ArroganceBy PHIL WITTMEYER & Others
Fear of Being Judged
People with a chief feature of arrogance, from the time they are young, are likely to believe they are destined for greatness. They feel they are not just another ordinary person: they think they are extraordinary. They tend to think they are a superior breed of human, not subject to the same imperfections as other "common" people. They may believe they are blessed with good luck. They have an exaggerated sense of their own importance, perceiving themselves as noble and grand, and feeling they are beyond and above the normal and average. They fancy that they will make a significant contribution to the world, and they have an unrealistic evaluation of their abilities, talents, intelligence, and other gifts — they see themselves as better than they really are. They have a desire to excel at whatever they do. They can be pretentious, haughty, snobbish, pompous, lofty, and conceited. This shows even in the way they carry themselves — with an upright posture, and in the way they walk — with a swagger.
The fear that drives Arrogance is the fear of vulnerability. Arrogant people do not want to admit to themselves that they are imperfect, nor do they want others to discover it. Rarely do they apologize for their mistakes. They have a need to avoid embarrassment and humiliation, because these things obviously show their faults. This is the reason the Arrogant are shy. Arrogant people avoid situations where they know they cannot excel. They are reluctant to try things that they know they will not do well. They perfect their stuff in private before they do it in public. They stick to the things they do well, and continue to perfect them.
In the Positive Pole of +Pride, there is pride in themselves, in what they do, and in what they think. They dress and groom well. They do good work. They have a high opinion of themselves. In this there is no comparison with others, just a feeling that they are good people, and they want others to praise them as being good people. They see themselves as virtuous, but others see them as self-righteous. They expect a lot of themselves, and try to live up to their self-image of greatness, perfection, and righteousness. If it should be pointed out that there is some imperfection in them, they will find a justification or excuse for it.
+ + + + +
§ Task to complete
In the passage on arrogance, change "vulnerability" to "exposure" in everything from "The fear that" down to "to perfect them.", and give that part again.
+ + + + +
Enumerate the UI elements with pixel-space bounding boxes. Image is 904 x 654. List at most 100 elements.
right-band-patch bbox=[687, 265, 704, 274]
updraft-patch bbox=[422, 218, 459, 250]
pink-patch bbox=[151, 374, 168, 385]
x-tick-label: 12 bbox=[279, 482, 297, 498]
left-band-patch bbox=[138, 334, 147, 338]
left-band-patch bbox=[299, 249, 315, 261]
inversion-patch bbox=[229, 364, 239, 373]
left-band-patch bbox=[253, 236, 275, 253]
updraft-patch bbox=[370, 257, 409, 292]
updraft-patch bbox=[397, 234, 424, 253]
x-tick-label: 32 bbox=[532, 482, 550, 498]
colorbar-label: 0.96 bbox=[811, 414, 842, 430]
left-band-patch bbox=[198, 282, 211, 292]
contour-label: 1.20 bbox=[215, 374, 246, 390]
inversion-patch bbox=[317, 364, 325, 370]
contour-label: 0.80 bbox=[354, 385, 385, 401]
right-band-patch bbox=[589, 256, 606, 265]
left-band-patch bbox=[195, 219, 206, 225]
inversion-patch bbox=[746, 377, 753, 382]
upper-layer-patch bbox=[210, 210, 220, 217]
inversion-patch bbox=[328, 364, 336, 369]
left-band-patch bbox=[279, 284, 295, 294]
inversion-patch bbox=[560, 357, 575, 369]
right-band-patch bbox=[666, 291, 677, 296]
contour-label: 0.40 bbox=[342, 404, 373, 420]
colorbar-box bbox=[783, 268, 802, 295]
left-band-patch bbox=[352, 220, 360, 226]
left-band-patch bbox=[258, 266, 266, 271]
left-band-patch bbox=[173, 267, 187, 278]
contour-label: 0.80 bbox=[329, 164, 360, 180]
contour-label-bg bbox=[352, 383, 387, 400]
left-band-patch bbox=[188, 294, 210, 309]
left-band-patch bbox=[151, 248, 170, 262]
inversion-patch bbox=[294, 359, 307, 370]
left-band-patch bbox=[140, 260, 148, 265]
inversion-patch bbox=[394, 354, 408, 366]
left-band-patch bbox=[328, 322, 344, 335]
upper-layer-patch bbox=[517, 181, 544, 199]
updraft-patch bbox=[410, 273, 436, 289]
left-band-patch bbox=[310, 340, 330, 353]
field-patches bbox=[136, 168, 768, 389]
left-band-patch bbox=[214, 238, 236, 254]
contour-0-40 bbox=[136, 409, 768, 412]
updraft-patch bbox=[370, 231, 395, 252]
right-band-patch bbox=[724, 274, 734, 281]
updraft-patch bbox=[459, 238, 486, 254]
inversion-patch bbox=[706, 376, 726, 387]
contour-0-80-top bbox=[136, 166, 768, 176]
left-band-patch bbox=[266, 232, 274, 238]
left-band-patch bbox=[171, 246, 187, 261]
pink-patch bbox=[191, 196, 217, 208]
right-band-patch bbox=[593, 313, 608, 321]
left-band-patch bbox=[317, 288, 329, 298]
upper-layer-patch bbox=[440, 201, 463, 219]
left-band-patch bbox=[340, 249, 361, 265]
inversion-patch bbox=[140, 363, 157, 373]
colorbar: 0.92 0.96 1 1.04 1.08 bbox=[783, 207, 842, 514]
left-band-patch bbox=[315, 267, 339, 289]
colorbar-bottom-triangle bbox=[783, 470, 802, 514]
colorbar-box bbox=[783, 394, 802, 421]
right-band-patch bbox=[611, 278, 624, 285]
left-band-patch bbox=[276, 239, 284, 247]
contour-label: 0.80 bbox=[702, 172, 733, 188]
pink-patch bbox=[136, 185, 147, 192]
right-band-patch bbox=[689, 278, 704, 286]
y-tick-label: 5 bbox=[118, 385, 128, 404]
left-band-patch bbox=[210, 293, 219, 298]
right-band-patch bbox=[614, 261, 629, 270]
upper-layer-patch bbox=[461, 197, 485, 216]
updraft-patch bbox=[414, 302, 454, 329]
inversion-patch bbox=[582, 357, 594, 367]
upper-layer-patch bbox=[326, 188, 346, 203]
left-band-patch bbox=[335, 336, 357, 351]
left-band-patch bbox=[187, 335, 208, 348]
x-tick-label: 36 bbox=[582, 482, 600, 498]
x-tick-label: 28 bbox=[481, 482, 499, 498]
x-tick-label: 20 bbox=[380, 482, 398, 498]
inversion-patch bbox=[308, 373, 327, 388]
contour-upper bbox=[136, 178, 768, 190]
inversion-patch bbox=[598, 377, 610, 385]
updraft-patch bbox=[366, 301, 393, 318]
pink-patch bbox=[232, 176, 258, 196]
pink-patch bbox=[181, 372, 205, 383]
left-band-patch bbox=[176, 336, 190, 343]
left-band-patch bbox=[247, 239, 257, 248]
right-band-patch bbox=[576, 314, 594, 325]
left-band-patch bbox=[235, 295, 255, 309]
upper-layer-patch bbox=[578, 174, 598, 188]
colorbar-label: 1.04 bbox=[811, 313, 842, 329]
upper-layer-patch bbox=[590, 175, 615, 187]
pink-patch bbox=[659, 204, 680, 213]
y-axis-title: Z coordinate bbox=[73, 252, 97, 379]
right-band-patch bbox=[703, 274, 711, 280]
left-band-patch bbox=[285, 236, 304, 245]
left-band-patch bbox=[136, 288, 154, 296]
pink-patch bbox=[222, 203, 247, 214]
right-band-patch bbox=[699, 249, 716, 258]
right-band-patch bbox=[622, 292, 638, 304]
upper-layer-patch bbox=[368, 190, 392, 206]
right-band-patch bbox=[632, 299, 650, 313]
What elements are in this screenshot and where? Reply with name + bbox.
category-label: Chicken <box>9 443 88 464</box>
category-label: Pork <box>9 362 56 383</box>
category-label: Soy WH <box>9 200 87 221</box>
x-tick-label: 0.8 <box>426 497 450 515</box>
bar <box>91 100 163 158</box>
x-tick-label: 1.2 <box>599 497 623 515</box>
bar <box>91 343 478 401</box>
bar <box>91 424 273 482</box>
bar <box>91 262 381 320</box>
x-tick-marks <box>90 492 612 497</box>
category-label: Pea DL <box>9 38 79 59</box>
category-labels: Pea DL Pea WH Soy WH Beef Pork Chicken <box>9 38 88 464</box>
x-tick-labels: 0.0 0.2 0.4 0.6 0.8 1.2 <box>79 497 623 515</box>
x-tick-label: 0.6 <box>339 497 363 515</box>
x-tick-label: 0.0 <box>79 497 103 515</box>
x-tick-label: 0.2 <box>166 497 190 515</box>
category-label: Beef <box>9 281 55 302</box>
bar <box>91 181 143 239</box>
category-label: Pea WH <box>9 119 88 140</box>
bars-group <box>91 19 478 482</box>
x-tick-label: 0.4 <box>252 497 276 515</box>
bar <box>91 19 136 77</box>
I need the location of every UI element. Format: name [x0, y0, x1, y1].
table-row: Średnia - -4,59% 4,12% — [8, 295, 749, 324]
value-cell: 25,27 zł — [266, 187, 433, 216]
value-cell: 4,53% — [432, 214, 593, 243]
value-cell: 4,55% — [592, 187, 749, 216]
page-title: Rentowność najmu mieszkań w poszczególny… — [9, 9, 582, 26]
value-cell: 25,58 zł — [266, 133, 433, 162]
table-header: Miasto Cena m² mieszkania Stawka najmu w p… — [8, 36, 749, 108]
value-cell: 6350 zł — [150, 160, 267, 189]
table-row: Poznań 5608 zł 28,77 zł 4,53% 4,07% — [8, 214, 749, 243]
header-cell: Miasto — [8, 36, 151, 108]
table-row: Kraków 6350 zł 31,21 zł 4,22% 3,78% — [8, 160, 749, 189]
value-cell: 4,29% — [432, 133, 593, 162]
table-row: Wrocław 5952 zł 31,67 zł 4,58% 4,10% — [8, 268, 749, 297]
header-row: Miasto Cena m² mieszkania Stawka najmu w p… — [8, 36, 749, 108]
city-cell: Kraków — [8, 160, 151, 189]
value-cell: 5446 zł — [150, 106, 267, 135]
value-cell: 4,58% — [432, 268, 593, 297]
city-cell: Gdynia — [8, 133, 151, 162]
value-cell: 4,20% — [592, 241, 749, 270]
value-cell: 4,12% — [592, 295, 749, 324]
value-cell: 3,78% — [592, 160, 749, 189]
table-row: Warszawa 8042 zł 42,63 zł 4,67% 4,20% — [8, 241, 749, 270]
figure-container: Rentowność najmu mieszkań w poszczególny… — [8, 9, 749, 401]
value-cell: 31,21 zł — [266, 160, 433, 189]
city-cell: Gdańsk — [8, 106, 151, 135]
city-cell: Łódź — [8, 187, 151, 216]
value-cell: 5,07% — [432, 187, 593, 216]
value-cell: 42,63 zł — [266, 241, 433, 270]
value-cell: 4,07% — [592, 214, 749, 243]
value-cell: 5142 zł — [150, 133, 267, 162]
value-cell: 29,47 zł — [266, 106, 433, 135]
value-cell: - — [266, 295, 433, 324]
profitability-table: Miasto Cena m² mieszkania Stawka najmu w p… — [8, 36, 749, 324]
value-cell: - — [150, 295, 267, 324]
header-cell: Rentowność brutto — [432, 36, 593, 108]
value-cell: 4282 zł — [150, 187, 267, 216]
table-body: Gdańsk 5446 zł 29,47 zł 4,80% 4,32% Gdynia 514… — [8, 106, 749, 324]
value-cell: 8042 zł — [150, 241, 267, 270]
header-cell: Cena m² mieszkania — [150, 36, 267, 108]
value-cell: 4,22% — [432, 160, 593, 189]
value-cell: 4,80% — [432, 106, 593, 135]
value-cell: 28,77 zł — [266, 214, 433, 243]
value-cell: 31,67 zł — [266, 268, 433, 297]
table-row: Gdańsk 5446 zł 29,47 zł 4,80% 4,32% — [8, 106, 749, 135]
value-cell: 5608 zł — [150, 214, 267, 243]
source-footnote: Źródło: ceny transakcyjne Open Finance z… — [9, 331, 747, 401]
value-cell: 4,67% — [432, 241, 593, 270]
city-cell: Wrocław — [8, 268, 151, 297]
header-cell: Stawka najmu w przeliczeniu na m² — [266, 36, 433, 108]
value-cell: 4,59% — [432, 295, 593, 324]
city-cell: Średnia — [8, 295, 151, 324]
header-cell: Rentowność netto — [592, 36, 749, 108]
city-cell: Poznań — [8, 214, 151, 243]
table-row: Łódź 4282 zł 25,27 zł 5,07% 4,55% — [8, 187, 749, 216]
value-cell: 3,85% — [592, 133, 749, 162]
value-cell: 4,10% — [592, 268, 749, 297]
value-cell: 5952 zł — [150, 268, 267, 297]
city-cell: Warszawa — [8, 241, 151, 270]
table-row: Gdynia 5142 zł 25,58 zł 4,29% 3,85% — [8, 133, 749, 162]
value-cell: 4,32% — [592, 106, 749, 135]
+ + + + +
§ Problem solution
The fear that drives Arrogance is the fear of exposure. Arrogant people do not want to admit to themselves that they are imperfect, nor do they want others to discover it. Rarely do they apologize for their mistakes. They have a need to avoid embarrassment and humiliation, because these things obviously show their faults. This is the reason the Arrogant are shy. Arrogant people avoid situations where they know they cannot excel. They are reluctant to try things that they know they will not do well. They perfect their stuff in private before they do it in public. They stick to the things they do well, and continue to perfect them.